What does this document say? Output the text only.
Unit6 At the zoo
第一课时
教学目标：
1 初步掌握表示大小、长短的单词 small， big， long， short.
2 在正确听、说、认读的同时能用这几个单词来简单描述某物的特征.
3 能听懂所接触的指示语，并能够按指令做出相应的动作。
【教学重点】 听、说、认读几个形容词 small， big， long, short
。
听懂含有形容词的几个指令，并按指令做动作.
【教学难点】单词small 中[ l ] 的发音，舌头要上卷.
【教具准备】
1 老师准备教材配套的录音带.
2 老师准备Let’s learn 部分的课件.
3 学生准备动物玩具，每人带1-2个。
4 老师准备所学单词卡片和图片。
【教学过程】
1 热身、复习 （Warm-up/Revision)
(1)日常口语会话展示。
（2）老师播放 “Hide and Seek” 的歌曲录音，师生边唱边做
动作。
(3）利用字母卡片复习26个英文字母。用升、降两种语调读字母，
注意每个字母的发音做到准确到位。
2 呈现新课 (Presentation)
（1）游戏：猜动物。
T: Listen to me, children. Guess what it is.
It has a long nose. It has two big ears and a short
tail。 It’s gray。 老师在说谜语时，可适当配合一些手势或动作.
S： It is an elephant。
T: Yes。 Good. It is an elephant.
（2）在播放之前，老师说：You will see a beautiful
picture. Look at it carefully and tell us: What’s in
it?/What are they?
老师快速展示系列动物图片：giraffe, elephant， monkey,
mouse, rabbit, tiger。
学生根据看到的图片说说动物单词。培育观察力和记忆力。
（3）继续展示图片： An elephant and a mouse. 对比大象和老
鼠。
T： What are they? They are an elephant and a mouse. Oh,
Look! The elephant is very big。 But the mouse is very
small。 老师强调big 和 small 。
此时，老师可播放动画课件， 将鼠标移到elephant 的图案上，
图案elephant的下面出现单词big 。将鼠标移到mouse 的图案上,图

****

▶ [WHAT TO WORK ON] Repeat each record exactly, leaving nothing out.

▶ [EXERCISE OUTPUT]
What does this document say? Output the text only.
Unit6 At the zoo
第一课时
教学目标：
1 初步掌握表示大小、长短的单词 small， big， long， short.
2 在正确听、说、认读的同时能用这几个单词来简单描述某物的特征.
3 能听懂所接触的指示语，并能够按指令做出相应的动作。
【教学重点】 听、说、认读几个形容词 small， big， long, short
。
听懂含有形容词的几个指令，并按指令做动作.
【教学难点】单词small 中[ l ] 的发音，舌头要上卷.
【教具准备】
1 老师准备教材配套的录音带.
2 老师准备Let’s learn 部分的课件.
3 学生准备动物玩具，每人带1-2个。
4 老师准备所学单词卡片和图片。
【教学过程】
1 热身、复习 （Warm-up/Revision)
(1)日常口语会话展示。
（2）老师播放 “Hide and Seek” 的歌曲录音，师生边唱边做
动作。
(3）利用字母卡片复习26个英文字母。用升、降两种语调读字母，
注意每个字母的发音做到准确到位。
2 呈现新课 (Presentation)
（1）游戏：猜动物。
T: Listen to me, children. Guess what it is.
It has a long nose. It has two big ears and a short
tail。 It’s gray。 老师在说谜语时，可适当配合一些手势或动作.
S： It is an elephant。
T: Yes。 Good. It is an elephant.
（2）在播放之前，老师说：You will see a beautiful
picture. Look at it carefully and tell us: What’s in
it?/What are they?
老师快速展示系列动物图片：giraffe, elephant， monkey,
mouse, rabbit, tiger。
学生根据看到的图片说说动物单词。培育观察力和记忆力。
（3）继续展示图片： An elephant and a mouse. 对比大象和老
鼠。
T： What are they? They are an elephant and a mouse. Oh,
Look! The elephant is very big。 But the mouse is very
small。 老师强调big 和 small 。
此时，老师可播放动画课件， 将鼠标移到elephant 的图案上，
图案elephant的下面出现单词big 。将鼠标移到mouse 的图案上,图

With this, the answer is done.